#### Problem
Please output the lines shown below exactly as they appear.

#### Provided material

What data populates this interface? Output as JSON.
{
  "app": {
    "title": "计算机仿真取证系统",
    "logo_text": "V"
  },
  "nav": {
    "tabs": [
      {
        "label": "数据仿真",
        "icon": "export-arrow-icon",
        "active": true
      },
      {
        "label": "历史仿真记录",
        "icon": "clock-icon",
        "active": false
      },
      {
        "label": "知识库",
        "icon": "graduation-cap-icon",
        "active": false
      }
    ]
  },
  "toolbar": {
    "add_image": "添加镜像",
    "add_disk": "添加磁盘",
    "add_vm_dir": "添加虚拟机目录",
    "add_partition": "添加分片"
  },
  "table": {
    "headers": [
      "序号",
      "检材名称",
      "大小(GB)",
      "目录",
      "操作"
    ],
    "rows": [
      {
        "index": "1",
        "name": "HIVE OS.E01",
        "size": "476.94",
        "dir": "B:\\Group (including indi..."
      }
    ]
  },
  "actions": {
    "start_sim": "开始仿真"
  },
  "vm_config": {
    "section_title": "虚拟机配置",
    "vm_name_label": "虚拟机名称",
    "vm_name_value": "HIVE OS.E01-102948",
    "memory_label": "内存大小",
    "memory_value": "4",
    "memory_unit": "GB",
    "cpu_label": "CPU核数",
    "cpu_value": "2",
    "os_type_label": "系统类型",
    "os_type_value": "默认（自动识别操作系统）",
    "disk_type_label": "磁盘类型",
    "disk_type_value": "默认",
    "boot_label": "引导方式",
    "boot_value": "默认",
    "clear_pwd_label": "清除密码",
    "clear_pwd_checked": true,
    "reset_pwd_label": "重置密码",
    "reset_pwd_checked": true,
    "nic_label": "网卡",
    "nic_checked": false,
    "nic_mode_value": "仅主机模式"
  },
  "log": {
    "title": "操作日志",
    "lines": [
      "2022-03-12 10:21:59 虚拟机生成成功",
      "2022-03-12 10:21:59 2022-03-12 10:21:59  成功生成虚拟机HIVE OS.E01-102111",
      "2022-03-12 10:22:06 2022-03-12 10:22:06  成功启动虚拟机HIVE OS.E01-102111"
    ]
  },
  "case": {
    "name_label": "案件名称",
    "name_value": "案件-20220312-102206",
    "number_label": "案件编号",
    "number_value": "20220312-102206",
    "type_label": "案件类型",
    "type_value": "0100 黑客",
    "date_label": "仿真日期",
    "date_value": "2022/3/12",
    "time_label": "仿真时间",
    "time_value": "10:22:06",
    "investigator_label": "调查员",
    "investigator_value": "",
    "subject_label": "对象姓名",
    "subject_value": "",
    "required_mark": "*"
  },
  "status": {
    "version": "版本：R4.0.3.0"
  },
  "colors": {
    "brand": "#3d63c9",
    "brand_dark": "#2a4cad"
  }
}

#### Exercise result
What data populates this interface? Output as JSON.
{
  "app": {
    "title": "计算机仿真取证系统",
    "logo_text": "V"
  },
  "nav": {
    "tabs": [
      {
        "label": "数据仿真",
        "icon": "export-arrow-icon",
        "active": true
      },
      {
        "label": "历史仿真记录",
        "icon": "clock-icon",
        "active": false
      },
      {
        "label": "知识库",
        "icon": "graduation-cap-icon",
        "active": false
      }
    ]
  },
  "toolbar": {
    "add_image": "添加镜像",
    "add_disk": "添加磁盘",
    "add_vm_dir": "添加虚拟机目录",
    "add_partition": "添加分片"
  },
  "table": {
    "headers": [
      "序号",
      "检材名称",
      "大小(GB)",
      "目录",
      "操作"
    ],
    "rows": [
      {
        "index": "1",
        "name": "HIVE OS.E01",
        "size": "476.94",
        "dir": "B:\\Group (including indi..."
      }
    ]
  },
  "actions": {
    "start_sim": "开始仿真"
  },
  "vm_config": {
    "section_title": "虚拟机配置",
    "vm_name_label": "虚拟机名称",
    "vm_name_value": "HIVE OS.E01-102948",
    "memory_label": "内存大小",
    "memory_value": "4",
    "memory_unit": "GB",
    "cpu_label": "CPU核数",
    "cpu_value": "2",
    "os_type_label": "系统类型",
    "os_type_value": "默认（自动识别操作系统）",
    "disk_type_label": "磁盘类型",
    "disk_type_value": "默认",
    "boot_label": "引导方式",
    "boot_value": "默认",
    "clear_pwd_label": "清除密码",
    "clear_pwd_checked": true,
    "reset_pwd_label": "重置密码",
    "reset_pwd_checked": true,
    "nic_label": "网卡",
    "nic_checked": false,
    "nic_mode_value": "仅主机模式"
  },
  "log": {
    "title": "操作日志",
    "lines": [
      "2022-03-12 10:21:59 虚拟机生成成功",
      "2022-03-12 10:21:59 2022-03-12 10:21:59  成功生成虚拟机HIVE OS.E01-102111",
      "2022-03-12 10:22:06 2022-03-12 10:22:06  成功启动虚拟机HIVE OS.E01-102111"
    ]
  },
  "case": {
    "name_label": "案件名称",
    "name_value": "案件-20220312-102206",
    "number_label": "案件编号",
    "number_value": "20220312-102206",
    "type_label": "案件类型",
    "type_value": "0100 黑客",
    "date_label": "仿真日期",
    "date_value": "2022/3/12",
    "time_label": "仿真时间",
    "time_value": "10:22:06",
    "investigator_label": "调查员",
    "investigator_value": "",
    "subject_label": "对象姓名",
    "subject_value": "",
    "required_mark": "*"
  },
  "status": {
    "version": "版本：R4.0.3.0"
  },
  "colors": {
    "brand": "#3d63c9",
    "brand_dark": "#2a4cad"
  }
}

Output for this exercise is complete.